Exercise brief: Could every line of the data be printed exactly as it reads?

Record extracts:

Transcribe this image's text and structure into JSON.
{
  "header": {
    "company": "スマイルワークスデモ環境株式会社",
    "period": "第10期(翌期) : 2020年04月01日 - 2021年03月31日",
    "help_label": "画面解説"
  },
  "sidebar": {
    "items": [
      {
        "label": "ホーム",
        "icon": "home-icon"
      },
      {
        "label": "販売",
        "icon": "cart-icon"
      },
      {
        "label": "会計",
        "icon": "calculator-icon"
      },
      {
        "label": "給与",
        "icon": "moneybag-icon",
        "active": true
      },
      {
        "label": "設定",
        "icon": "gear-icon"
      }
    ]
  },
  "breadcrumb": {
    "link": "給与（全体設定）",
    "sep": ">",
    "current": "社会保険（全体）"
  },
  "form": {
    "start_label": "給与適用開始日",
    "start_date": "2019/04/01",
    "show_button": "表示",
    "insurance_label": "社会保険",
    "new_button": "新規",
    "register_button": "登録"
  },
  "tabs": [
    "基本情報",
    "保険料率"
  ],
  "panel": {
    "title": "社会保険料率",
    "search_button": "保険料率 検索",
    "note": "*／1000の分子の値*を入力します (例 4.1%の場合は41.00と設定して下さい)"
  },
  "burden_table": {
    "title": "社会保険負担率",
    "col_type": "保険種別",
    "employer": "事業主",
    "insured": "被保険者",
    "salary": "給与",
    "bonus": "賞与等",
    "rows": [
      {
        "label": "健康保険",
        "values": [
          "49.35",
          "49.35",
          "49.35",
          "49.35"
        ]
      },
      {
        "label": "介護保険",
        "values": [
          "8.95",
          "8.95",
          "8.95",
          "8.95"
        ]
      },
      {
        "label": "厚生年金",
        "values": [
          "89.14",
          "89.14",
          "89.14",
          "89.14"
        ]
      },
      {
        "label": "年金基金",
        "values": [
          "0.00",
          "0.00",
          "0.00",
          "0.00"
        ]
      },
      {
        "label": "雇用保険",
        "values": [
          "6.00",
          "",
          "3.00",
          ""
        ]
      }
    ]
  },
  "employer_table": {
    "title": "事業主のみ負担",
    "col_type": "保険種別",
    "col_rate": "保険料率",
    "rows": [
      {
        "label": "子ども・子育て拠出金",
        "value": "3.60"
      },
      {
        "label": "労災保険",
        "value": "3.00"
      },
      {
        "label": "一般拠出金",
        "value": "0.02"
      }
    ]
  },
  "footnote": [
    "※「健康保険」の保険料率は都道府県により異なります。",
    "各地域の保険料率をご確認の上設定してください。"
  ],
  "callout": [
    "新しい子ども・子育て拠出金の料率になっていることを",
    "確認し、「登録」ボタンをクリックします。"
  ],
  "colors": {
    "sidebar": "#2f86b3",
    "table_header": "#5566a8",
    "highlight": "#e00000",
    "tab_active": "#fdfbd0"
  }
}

Completed exercise:
Transcribe this image's text and structure into JSON.
{
  "header": {
    "company": "スマイルワークスデモ環境株式会社",
    "period": "第10期(翌期) : 2020年04月01日 - 2021年03月31日",
    "help_label": "画面解説"
  },
  "sidebar": {
    "items": [
      {
        "label": "ホーム",
        "icon": "home-icon"
      },
      {
        "label": "販売",
        "icon": "cart-icon"
      },
      {
        "label": "会計",
        "icon": "calculator-icon"
      },
      {
        "label": "給与",
        "icon": "moneybag-icon",
        "active": true
      },
      {
        "label": "設定",
        "icon": "gear-icon"
      }
    ]
  },
  "breadcrumb": {
    "link": "給与（全体設定）",
    "sep": ">",
    "current": "社会保険（全体）"
  },
  "form": {
    "start_label": "給与適用開始日",
    "start_date": "2019/04/01",
    "show_button": "表示",
    "insurance_label": "社会保険",
    "new_button": "新規",
    "register_button": "登録"
  },
  "tabs": [
    "基本情報",
    "保険料率"
  ],
  "panel": {
    "title": "社会保険料率",
    "search_button": "保険料率 検索",
    "note": "*／1000の分子の値*を入力します (例 4.1%の場合は41.00と設定して下さい)"
  },
  "burden_table": {
    "title": "社会保険負担率",
    "col_type": "保険種別",
    "employer": "事業主",
    "insured": "被保険者",
    "salary": "給与",
    "bonus": "賞与等",
    "rows": [
      {
        "label": "健康保険",
        "values": [
          "49.35",
          "49.35",
          "49.35",
          "49.35"
        ]
      },
      {
        "label": "介護保険",
        "values": [
          "8.95",
          "8.95",
          "8.95",
          "8.95"
        ]
      },
      {
        "label": "厚生年金",
        "values": [
          "89.14",
          "89.14",
          "89.14",
          "89.14"
        ]
      },
      {
        "label": "年金基金",
        "values": [
          "0.00",
          "0.00",
          "0.00",
          "0.00"
        ]
      },
      {
        "label": "雇用保険",
        "values": [
          "6.00",
          "",
          "3.00",
          ""
        ]
      }
    ]
  },
  "employer_table": {
    "title": "事業主のみ負担",
    "col_type": "保険種別",
    "col_rate": "保険料率",
    "rows": [
      {
        "label": "子ども・子育て拠出金",
        "value": "3.60"
      },
      {
        "label": "労災保険",
        "value": "3.00"
      },
      {
        "label": "一般拠出金",
        "value": "0.02"
      }
    ]
  },
  "footnote": [
    "※「健康保険」の保険料率は都道府県により異なります。",
    "各地域の保険料率をご確認の上設定してください。"
  ],
  "callout": [
    "新しい子ども・子育て拠出金の料率になっていることを",
    "確認し、「登録」ボタンをクリックします。"
  ],
  "colors": {
    "sidebar": "#2f86b3",
    "table_header": "#5566a8",
    "highlight": "#e00000",
    "tab_active": "#fdfbd0"
  }
}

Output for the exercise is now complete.